— Start of DATA SECTION —

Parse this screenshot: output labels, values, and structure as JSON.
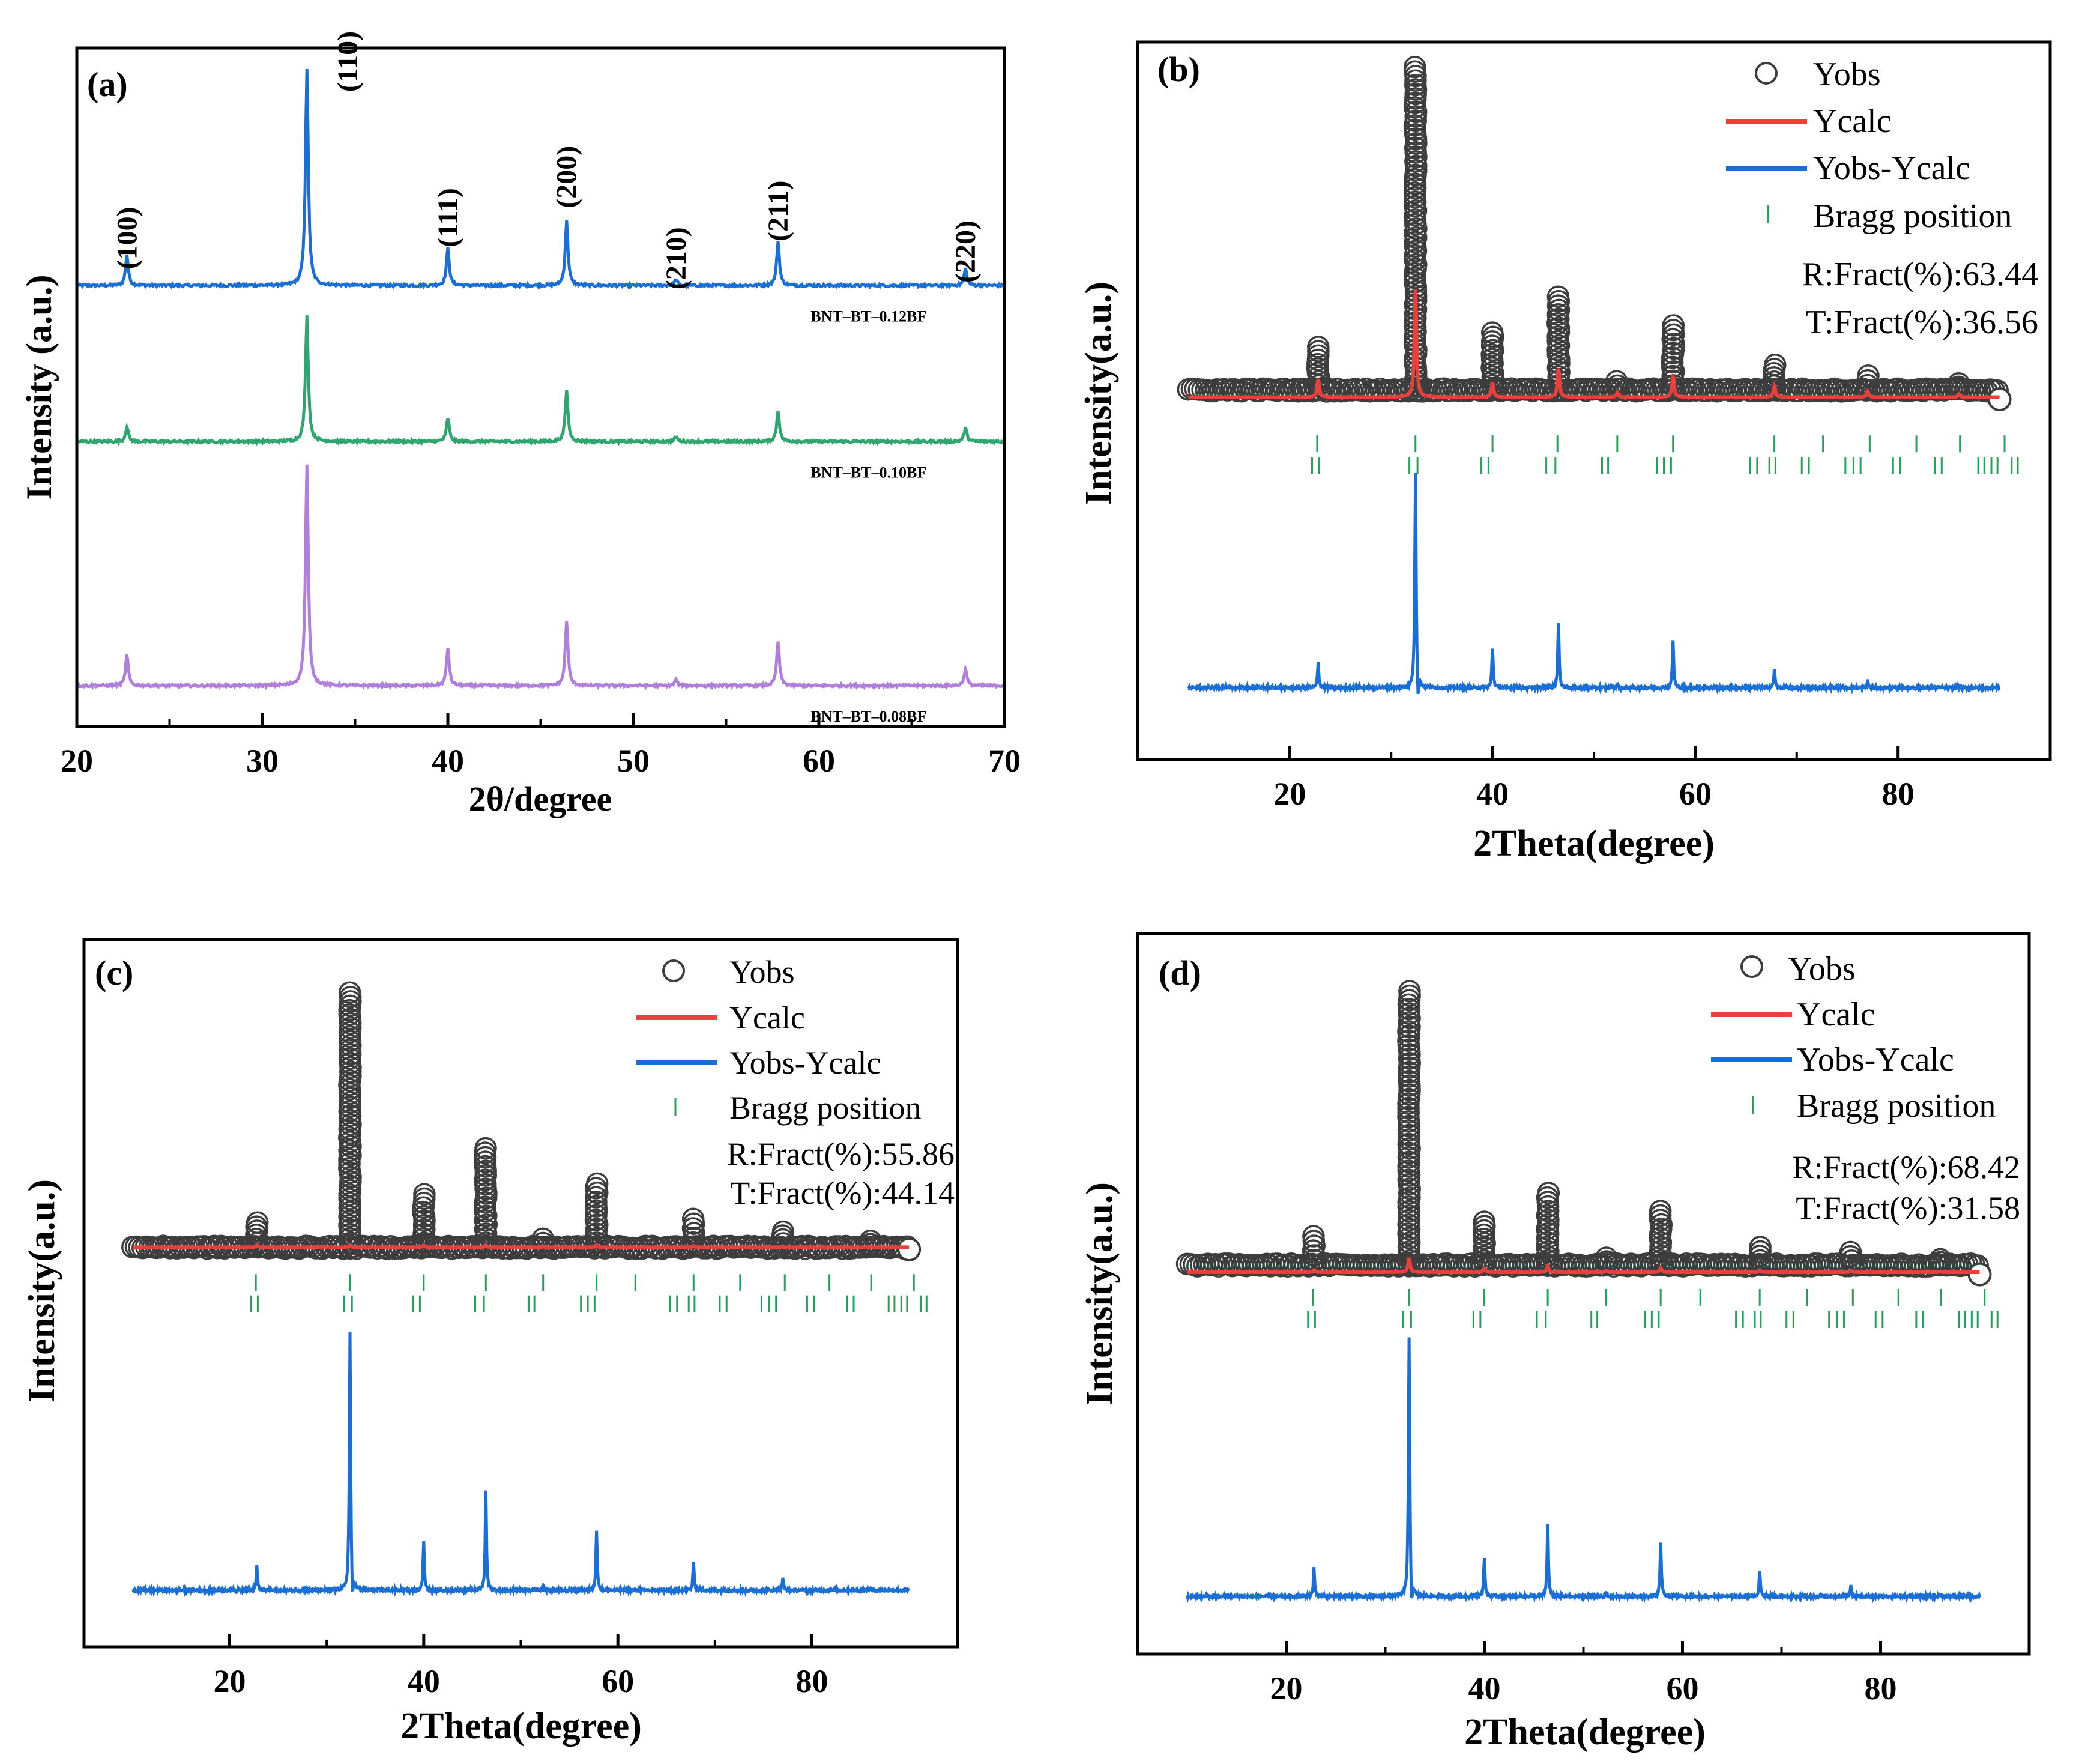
{
  "colors": {
    "blue": "#1a6fd6",
    "green": "#2fa56f",
    "purple": "#b07fdc",
    "red": "#e8413c",
    "obs": "#3d3d3d",
    "bragg": "#23a15a",
    "axis": "#000000"
  },
  "chart_data": [
    {
      "id": "a",
      "type": "line",
      "panel_label": "(a)",
      "title": "",
      "xlabel": "2θ/degree",
      "ylabel": "Intensity (a.u.)",
      "xlim": [
        20,
        70
      ],
      "xticks": [
        20,
        30,
        40,
        50,
        60,
        70
      ],
      "ylim": [
        0,
        100
      ],
      "y_ticks_labeled": false,
      "grid": false,
      "series": [
        {
          "name": "BNT–BT–0.12BF",
          "color_key": "blue",
          "baseline": 65,
          "peaks": [
            {
              "x": 22.7,
              "h": 4.5
            },
            {
              "x": 32.4,
              "h": 32
            },
            {
              "x": 40.0,
              "h": 5.5
            },
            {
              "x": 46.4,
              "h": 9.5
            },
            {
              "x": 52.3,
              "h": 0.9
            },
            {
              "x": 57.8,
              "h": 6.5
            },
            {
              "x": 67.9,
              "h": 2.5
            }
          ]
        },
        {
          "name": "BNT–BT–0.10BF",
          "color_key": "green",
          "baseline": 42,
          "peaks": [
            {
              "x": 22.7,
              "h": 2.2
            },
            {
              "x": 32.4,
              "h": 18.5
            },
            {
              "x": 40.0,
              "h": 3.5
            },
            {
              "x": 46.4,
              "h": 7.5
            },
            {
              "x": 52.3,
              "h": 0.7
            },
            {
              "x": 57.8,
              "h": 4.5
            },
            {
              "x": 67.9,
              "h": 2
            }
          ]
        },
        {
          "name": "BNT–BT–0.08BF",
          "color_key": "purple",
          "baseline": 6,
          "peaks": [
            {
              "x": 22.7,
              "h": 4.5
            },
            {
              "x": 32.4,
              "h": 32.5
            },
            {
              "x": 40.0,
              "h": 5.5
            },
            {
              "x": 46.4,
              "h": 9.5
            },
            {
              "x": 52.3,
              "h": 0.9
            },
            {
              "x": 57.8,
              "h": 6.5
            },
            {
              "x": 67.9,
              "h": 2.5
            }
          ]
        }
      ],
      "annotations": [
        {
          "text": "(100)",
          "x": 22.7,
          "y": 72
        },
        {
          "text": "(110)",
          "x": 34.6,
          "y": 98
        },
        {
          "text": "(111)",
          "x": 40.0,
          "y": 75
        },
        {
          "text": "(200)",
          "x": 46.4,
          "y": 81
        },
        {
          "text": "(210)",
          "x": 52.3,
          "y": 69
        },
        {
          "text": "(211)",
          "x": 57.8,
          "y": 76
        },
        {
          "text": "(220)",
          "x": 67.9,
          "y": 70
        }
      ]
    },
    {
      "id": "b",
      "type": "line",
      "panel_label": "(b)",
      "xlabel": "2Theta(degree)",
      "ylabel": "Intensity(a.u.)",
      "xlim": [
        5,
        95
      ],
      "xticks": [
        20,
        40,
        60,
        80
      ],
      "ylim": [
        0,
        100
      ],
      "y_ticks_labeled": false,
      "legend": [
        "Yobs",
        "Ycalc",
        "Yobs-Ycalc",
        "Bragg position"
      ],
      "legend_position": "top-right",
      "fractions": [
        "R:Fract(%):63.44",
        "T:Fract(%):36.56"
      ],
      "x_range": [
        10,
        90
      ],
      "obs_baseline": 51.5,
      "calc_baseline": 50.5,
      "diff_baseline": 10,
      "peaks": [
        {
          "x": 22.8,
          "obs": 6,
          "calc": 2.5,
          "diff": 3.5
        },
        {
          "x": 32.4,
          "obs": 45,
          "calc": 15,
          "diff": 30
        },
        {
          "x": 40.0,
          "obs": 8,
          "calc": 2,
          "diff": 5.5
        },
        {
          "x": 46.5,
          "obs": 13,
          "calc": 4,
          "diff": 9
        },
        {
          "x": 52.3,
          "obs": 1.2,
          "calc": 0.6,
          "diff": 0.5
        },
        {
          "x": 57.8,
          "obs": 9,
          "calc": 3,
          "diff": 6.5
        },
        {
          "x": 67.8,
          "obs": 3.5,
          "calc": 1.5,
          "diff": 2.5
        },
        {
          "x": 77.0,
          "obs": 2,
          "calc": 0.8,
          "diff": 1
        },
        {
          "x": 86.0,
          "obs": 0.9,
          "calc": 0.4,
          "diff": 0.3
        }
      ],
      "bragg_rows_y": [
        44,
        41
      ],
      "bragg_phase1": [
        22.7,
        32.4,
        40.0,
        46.4,
        52.3,
        57.8,
        67.8,
        72.6,
        77.2,
        81.8,
        86.1,
        90.5
      ],
      "bragg_phase2": [
        22.2,
        22.9,
        31.8,
        32.6,
        38.9,
        39.6,
        45.3,
        46.2,
        50.8,
        51.4,
        56.2,
        56.9,
        57.6,
        65.4,
        66.1,
        67.3,
        67.9,
        70.5,
        71.2,
        74.8,
        75.6,
        76.3,
        79.5,
        80.2,
        83.6,
        84.3,
        87.9,
        88.5,
        89.2,
        89.8,
        91.2,
        91.8
      ]
    },
    {
      "id": "c",
      "type": "line",
      "panel_label": "(c)",
      "xlabel": "2Theta(degree)",
      "ylabel": "Intensity(a.u.)",
      "xlim": [
        5,
        95
      ],
      "xticks": [
        20,
        40,
        60,
        80
      ],
      "ylim": [
        0,
        100
      ],
      "y_ticks_labeled": false,
      "legend": [
        "Yobs",
        "Ycalc",
        "Yobs-Ycalc",
        "Bragg position"
      ],
      "legend_position": "top-right",
      "fractions": [
        "R:Fract(%):55.86",
        "T:Fract(%):44.14"
      ],
      "x_range": [
        10,
        90
      ],
      "obs_baseline": 56.5,
      "calc_baseline": 56.5,
      "diff_baseline": 8,
      "peaks": [
        {
          "x": 22.8,
          "obs": 3.5,
          "calc": 0.3,
          "diff": 3.5
        },
        {
          "x": 32.4,
          "obs": 36,
          "calc": 0.3,
          "diff": 36.5
        },
        {
          "x": 40.0,
          "obs": 7.5,
          "calc": 0.3,
          "diff": 7
        },
        {
          "x": 46.4,
          "obs": 14,
          "calc": 0.3,
          "diff": 14
        },
        {
          "x": 52.3,
          "obs": 1.2,
          "calc": 0.1,
          "diff": 0.8
        },
        {
          "x": 57.8,
          "obs": 9,
          "calc": 0.3,
          "diff": 8.5
        },
        {
          "x": 67.8,
          "obs": 4,
          "calc": 0.2,
          "diff": 4
        },
        {
          "x": 77.0,
          "obs": 2.2,
          "calc": 0.1,
          "diff": 1.8
        },
        {
          "x": 86.0,
          "obs": 0.9,
          "calc": 0.1,
          "diff": 0.4
        }
      ],
      "bragg_rows_y": [
        51.5,
        48.5
      ],
      "bragg_phase1": [
        22.7,
        32.4,
        40.0,
        46.4,
        52.3,
        57.8,
        61.8,
        67.8,
        72.6,
        77.2,
        81.8,
        86.1,
        90.5
      ],
      "bragg_phase2": [
        22.2,
        22.9,
        31.8,
        32.6,
        38.9,
        39.6,
        45.3,
        46.2,
        50.8,
        51.4,
        56.2,
        56.9,
        57.6,
        65.4,
        66.1,
        67.3,
        67.9,
        70.5,
        71.2,
        74.8,
        75.6,
        76.3,
        79.5,
        80.2,
        83.6,
        84.3,
        87.9,
        88.5,
        89.2,
        89.8,
        91.2,
        91.8
      ]
    },
    {
      "id": "d",
      "type": "line",
      "panel_label": "(d)",
      "xlabel": "2Theta(degree)",
      "ylabel": "Intensity(a.u.)",
      "xlim": [
        5,
        95
      ],
      "xticks": [
        20,
        40,
        60,
        80
      ],
      "ylim": [
        0,
        100
      ],
      "y_ticks_labeled": false,
      "legend": [
        "Yobs",
        "Ycalc",
        "Yobs-Ycalc",
        "Bragg position"
      ],
      "legend_position": "top-right",
      "fractions": [
        "R:Fract(%):68.42",
        "T:Fract(%):31.58"
      ],
      "x_range": [
        10,
        90
      ],
      "obs_baseline": 54,
      "calc_baseline": 53,
      "diff_baseline": 8,
      "peaks": [
        {
          "x": 22.8,
          "obs": 4,
          "calc": 0.3,
          "diff": 4
        },
        {
          "x": 32.4,
          "obs": 38,
          "calc": 2,
          "diff": 36
        },
        {
          "x": 40.0,
          "obs": 6,
          "calc": 0.5,
          "diff": 5.5
        },
        {
          "x": 46.4,
          "obs": 10,
          "calc": 0.8,
          "diff": 10
        },
        {
          "x": 52.3,
          "obs": 1,
          "calc": 0.2,
          "diff": 0.6
        },
        {
          "x": 57.8,
          "obs": 7.5,
          "calc": 0.6,
          "diff": 7.5
        },
        {
          "x": 67.8,
          "obs": 2.5,
          "calc": 0.3,
          "diff": 3.5
        },
        {
          "x": 77.0,
          "obs": 1.8,
          "calc": 0.2,
          "diff": 1.5
        },
        {
          "x": 86.0,
          "obs": 0.8,
          "calc": 0.1,
          "diff": 0.3
        }
      ],
      "bragg_rows_y": [
        49.5,
        46.5
      ],
      "bragg_phase1": [
        22.7,
        32.4,
        40.0,
        46.4,
        52.3,
        57.8,
        61.8,
        67.8,
        72.6,
        77.2,
        81.8,
        86.1,
        90.5
      ],
      "bragg_phase2": [
        22.2,
        22.9,
        31.8,
        32.6,
        38.9,
        39.6,
        45.3,
        46.2,
        50.8,
        51.4,
        56.2,
        56.9,
        57.6,
        65.4,
        66.1,
        67.3,
        67.9,
        70.5,
        71.2,
        74.8,
        75.6,
        76.3,
        79.5,
        80.2,
        83.6,
        84.3,
        87.9,
        88.5,
        89.2,
        89.8,
        91.2,
        91.8
      ]
    }
  ]
}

— End of DATA SECTION —

Say how many lines in the records hold the string "text", and say nothing else.

### FULL ANSWER:
7